■ LISTED ENTRIES:
++++
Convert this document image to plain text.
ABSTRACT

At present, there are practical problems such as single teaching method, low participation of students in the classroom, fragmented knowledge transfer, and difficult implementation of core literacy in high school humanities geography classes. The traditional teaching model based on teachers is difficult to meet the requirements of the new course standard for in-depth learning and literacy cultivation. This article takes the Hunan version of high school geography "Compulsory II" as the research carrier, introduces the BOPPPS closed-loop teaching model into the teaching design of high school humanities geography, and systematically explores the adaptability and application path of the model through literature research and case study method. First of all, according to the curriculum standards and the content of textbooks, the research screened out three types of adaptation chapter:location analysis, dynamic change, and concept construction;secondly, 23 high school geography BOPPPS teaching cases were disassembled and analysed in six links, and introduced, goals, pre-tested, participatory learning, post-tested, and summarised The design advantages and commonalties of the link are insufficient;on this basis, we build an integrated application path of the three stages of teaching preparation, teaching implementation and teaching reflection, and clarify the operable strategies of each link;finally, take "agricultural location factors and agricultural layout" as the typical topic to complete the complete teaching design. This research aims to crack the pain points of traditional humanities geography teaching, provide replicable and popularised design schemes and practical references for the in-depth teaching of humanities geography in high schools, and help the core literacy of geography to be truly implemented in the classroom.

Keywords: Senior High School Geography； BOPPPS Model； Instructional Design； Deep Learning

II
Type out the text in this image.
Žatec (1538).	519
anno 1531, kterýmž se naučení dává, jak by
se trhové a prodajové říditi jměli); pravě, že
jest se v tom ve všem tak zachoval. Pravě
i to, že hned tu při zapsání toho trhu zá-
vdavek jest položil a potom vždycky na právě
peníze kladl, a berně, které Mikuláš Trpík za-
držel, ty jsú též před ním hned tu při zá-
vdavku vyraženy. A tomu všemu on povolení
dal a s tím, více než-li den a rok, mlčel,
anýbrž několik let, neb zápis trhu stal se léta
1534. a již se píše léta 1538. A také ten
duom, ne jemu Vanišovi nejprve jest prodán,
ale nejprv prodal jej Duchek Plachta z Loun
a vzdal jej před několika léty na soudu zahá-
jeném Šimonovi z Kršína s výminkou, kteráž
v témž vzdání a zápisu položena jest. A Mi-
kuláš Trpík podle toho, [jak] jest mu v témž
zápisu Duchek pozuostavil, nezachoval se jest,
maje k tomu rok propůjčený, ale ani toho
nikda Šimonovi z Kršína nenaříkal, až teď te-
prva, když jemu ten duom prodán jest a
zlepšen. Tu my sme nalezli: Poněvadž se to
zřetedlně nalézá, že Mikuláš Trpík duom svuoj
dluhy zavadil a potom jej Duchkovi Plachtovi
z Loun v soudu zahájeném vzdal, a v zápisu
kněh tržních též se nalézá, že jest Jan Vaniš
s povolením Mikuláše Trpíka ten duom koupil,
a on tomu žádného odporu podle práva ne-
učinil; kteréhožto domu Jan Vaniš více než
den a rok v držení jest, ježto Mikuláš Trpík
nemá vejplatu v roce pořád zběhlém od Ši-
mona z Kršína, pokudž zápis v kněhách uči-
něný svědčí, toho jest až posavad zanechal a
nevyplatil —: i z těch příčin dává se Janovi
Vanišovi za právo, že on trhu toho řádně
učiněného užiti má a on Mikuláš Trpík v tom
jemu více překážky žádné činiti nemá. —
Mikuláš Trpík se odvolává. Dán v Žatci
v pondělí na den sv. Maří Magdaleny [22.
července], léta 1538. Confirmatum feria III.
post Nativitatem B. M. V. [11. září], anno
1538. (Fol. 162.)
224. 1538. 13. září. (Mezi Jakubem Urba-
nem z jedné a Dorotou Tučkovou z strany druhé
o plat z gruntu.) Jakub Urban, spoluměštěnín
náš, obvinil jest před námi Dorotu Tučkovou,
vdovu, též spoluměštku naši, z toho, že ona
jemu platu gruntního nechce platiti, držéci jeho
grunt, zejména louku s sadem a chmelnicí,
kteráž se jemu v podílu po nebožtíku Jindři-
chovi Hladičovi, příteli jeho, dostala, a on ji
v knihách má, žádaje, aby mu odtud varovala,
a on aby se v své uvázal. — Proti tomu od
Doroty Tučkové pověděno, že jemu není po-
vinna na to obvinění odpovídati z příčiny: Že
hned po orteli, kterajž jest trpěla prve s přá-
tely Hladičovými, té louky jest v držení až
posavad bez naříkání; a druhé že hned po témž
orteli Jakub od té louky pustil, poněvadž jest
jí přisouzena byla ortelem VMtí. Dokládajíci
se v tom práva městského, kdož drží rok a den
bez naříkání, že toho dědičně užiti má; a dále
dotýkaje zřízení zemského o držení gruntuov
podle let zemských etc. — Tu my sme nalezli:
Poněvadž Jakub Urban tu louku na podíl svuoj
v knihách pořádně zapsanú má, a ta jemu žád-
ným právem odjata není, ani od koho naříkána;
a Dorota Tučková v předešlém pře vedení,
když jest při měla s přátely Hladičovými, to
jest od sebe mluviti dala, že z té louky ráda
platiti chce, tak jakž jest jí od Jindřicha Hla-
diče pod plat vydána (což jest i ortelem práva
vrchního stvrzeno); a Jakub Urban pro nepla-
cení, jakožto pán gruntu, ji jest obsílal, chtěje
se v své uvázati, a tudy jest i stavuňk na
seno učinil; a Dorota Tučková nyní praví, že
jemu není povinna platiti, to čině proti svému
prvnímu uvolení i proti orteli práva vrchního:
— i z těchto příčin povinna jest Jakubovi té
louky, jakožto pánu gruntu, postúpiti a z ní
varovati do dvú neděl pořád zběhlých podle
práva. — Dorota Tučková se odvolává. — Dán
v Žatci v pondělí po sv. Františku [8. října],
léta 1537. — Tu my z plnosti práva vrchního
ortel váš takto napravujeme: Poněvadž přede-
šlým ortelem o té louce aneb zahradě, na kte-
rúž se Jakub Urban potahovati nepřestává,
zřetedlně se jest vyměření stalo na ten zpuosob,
++++
■ YOUR INSTRUCTIONS: Write out all records exactly, keeping every detail.

■ WRITTEN REPLY:
Convert this document image to plain text.
ABSTRACT

At present, there are practical problems such as single teaching method, low participation of students in the classroom, fragmented knowledge transfer, and difficult implementation of core literacy in high school humanities geography classes. The traditional teaching model based on teachers is difficult to meet the requirements of the new course standard for in-depth learning and literacy cultivation. This article takes the Hunan version of high school geography "Compulsory II" as the research carrier, introduces the BOPPPS closed-loop teaching model into the teaching design of high school humanities geography, and systematically explores the adaptability and application path of the model through literature research and case study method. First of all, according to the curriculum standards and the content of textbooks, the research screened out three types of adaptation chapter:location analysis, dynamic change, and concept construction;secondly, 23 high school geography BOPPPS teaching cases were disassembled and analysed in six links, and introduced, goals, pre-tested, participatory learning, post-tested, and summarised The design advantages and commonalties of the link are insufficient;on this basis, we build an integrated application path of the three stages of teaching preparation, teaching implementation and teaching reflection, and clarify the operable strategies of each link;finally, take "agricultural location factors and agricultural layout" as the typical topic to complete the complete teaching design. This research aims to crack the pain points of traditional humanities geography teaching, provide replicable and popularised design schemes and practical references for the in-depth teaching of humanities geography in high schools, and help the core literacy of geography to be truly implemented in the classroom.

Keywords: Senior High School Geography； BOPPPS Model； Instructional Design； Deep Learning

II
Type out the text in this image.
Žatec (1538).	519
anno 1531, kterýmž se naučení dává, jak by
se trhové a prodajové říditi jměli); pravě, že
jest se v tom ve všem tak zachoval. Pravě
i to, že hned tu při zapsání toho trhu zá-
vdavek jest položil a potom vždycky na právě
peníze kladl, a berně, které Mikuláš Trpík za-
držel, ty jsú též před ním hned tu při zá-
vdavku vyraženy. A tomu všemu on povolení
dal a s tím, více než-li den a rok, mlčel,
anýbrž několik let, neb zápis trhu stal se léta
1534. a již se píše léta 1538. A také ten
duom, ne jemu Vanišovi nejprve jest prodán,
ale nejprv prodal jej Duchek Plachta z Loun
a vzdal jej před několika léty na soudu zahá-
jeném Šimonovi z Kršína s výminkou, kteráž
v témž vzdání a zápisu položena jest. A Mi-
kuláš Trpík podle toho, [jak] jest mu v témž
zápisu Duchek pozuostavil, nezachoval se jest,
maje k tomu rok propůjčený, ale ani toho
nikda Šimonovi z Kršína nenaříkal, až teď te-
prva, když jemu ten duom prodán jest a
zlepšen. Tu my sme nalezli: Poněvadž se to
zřetedlně nalézá, že Mikuláš Trpík duom svuoj
dluhy zavadil a potom jej Duchkovi Plachtovi
z Loun v soudu zahájeném vzdal, a v zápisu
kněh tržních též se nalézá, že jest Jan Vaniš
s povolením Mikuláše Trpíka ten duom koupil,
a on tomu žádného odporu podle práva ne-
učinil; kteréhožto domu Jan Vaniš více než
den a rok v držení jest, ježto Mikuláš Trpík
nemá vejplatu v roce pořád zběhlém od Ši-
mona z Kršína, pokudž zápis v kněhách uči-
něný svědčí, toho jest až posavad zanechal a
nevyplatil —: i z těch příčin dává se Janovi
Vanišovi za právo, že on trhu toho řádně
učiněného užiti má a on Mikuláš Trpík v tom
jemu více překážky žádné činiti nemá. —
Mikuláš Trpík se odvolává. Dán v Žatci
v pondělí na den sv. Maří Magdaleny [22.
července], léta 1538. Confirmatum feria III.
post Nativitatem B. M. V. [11. září], anno
1538. (Fol. 162.)
224. 1538. 13. září. (Mezi Jakubem Urba-
nem z jedné a Dorotou Tučkovou z strany druhé
o plat z gruntu.) Jakub Urban, spoluměštěnín
náš, obvinil jest před námi Dorotu Tučkovou,
vdovu, též spoluměštku naši, z toho, že ona
jemu platu gruntního nechce platiti, držéci jeho
grunt, zejména louku s sadem a chmelnicí,
kteráž se jemu v podílu po nebožtíku Jindři-
chovi Hladičovi, příteli jeho, dostala, a on ji
v knihách má, žádaje, aby mu odtud varovala,
a on aby se v své uvázal. — Proti tomu od
Doroty Tučkové pověděno, že jemu není po-
vinna na to obvinění odpovídati z příčiny: Že
hned po orteli, kterajž jest trpěla prve s přá-
tely Hladičovými, té louky jest v držení až
posavad bez naříkání; a druhé že hned po témž
orteli Jakub od té louky pustil, poněvadž jest
jí přisouzena byla ortelem VMtí. Dokládajíci
se v tom práva městského, kdož drží rok a den
bez naříkání, že toho dědičně užiti má; a dále
dotýkaje zřízení zemského o držení gruntuov
podle let zemských etc. — Tu my sme nalezli:
Poněvadž Jakub Urban tu louku na podíl svuoj
v knihách pořádně zapsanú má, a ta jemu žád-
ným právem odjata není, ani od koho naříkána;
a Dorota Tučková v předešlém pře vedení,
když jest při měla s přátely Hladičovými, to
jest od sebe mluviti dala, že z té louky ráda
platiti chce, tak jakž jest jí od Jindřicha Hla-
diče pod plat vydána (což jest i ortelem práva
vrchního stvrzeno); a Jakub Urban pro nepla-
cení, jakožto pán gruntu, ji jest obsílal, chtěje
se v své uvázati, a tudy jest i stavuňk na
seno učinil; a Dorota Tučková nyní praví, že
jemu není povinna platiti, to čině proti svému
prvnímu uvolení i proti orteli práva vrchního:
— i z těchto příčin povinna jest Jakubovi té
louky, jakožto pánu gruntu, postúpiti a z ní
varovati do dvú neděl pořád zběhlých podle
práva. — Dorota Tučková se odvolává. — Dán
v Žatci v pondělí po sv. Františku [8. října],
léta 1537. — Tu my z plnosti práva vrchního
ortel váš takto napravujeme: Poněvadž přede-
šlým ortelem o té louce aneb zahradě, na kte-
rúž se Jakub Urban potahovati nepřestává,
zřetedlně se jest vyměření stalo na ten zpuosob,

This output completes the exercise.